Exercise instructions
Write out the full set of records exactly. Any pictures in them do not belong in the copy.
— BEGIN Material shown —
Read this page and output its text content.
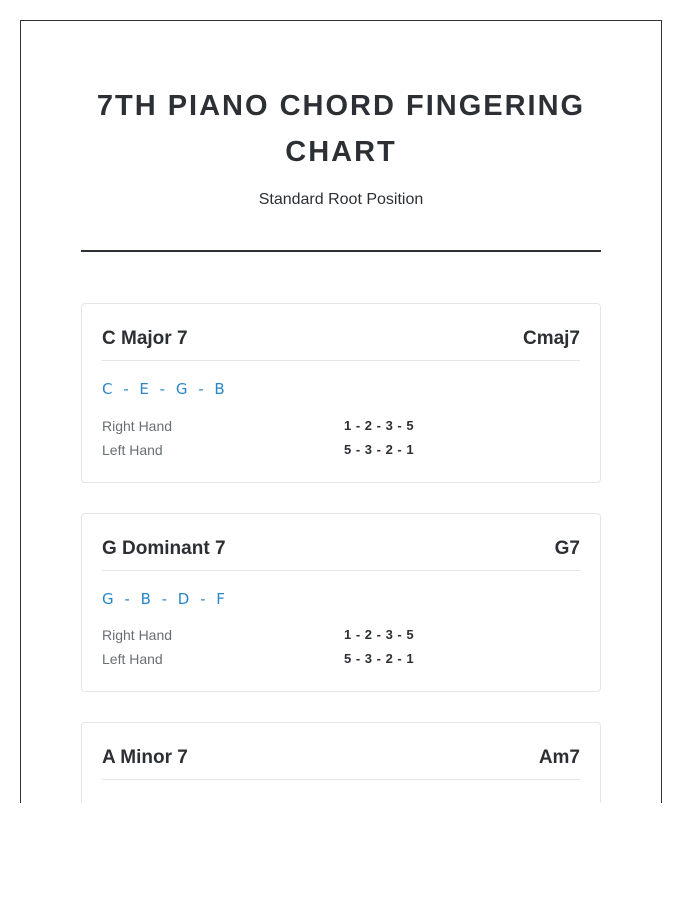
7TH PIANO CHORD FINGERING CHART
Standard Root Position
C Major 7	Cmaj7
C - E - G - B
Right Hand	1 - 2 - 3 - 5
Left Hand	5 - 3 - 2 - 1
G Dominant 7	G7
G - B - D - F
Right Hand	1 - 2 - 3 - 5
Left Hand	5 - 3 - 2 - 1
A Minor 7	Am7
— END Material shown —
Worked solution
Read this page and output its text content.
7TH PIANO CHORD FINGERING CHART
Standard Root Position
C Major 7	Cmaj7
C - E - G - B
Right Hand	1 - 2 - 3 - 5
Left Hand	5 - 3 - 2 - 1
G Dominant 7	G7
G - B - D - F
Right Hand	1 - 2 - 3 - 5
Left Hand	5 - 3 - 2 - 1
A Minor 7	Am7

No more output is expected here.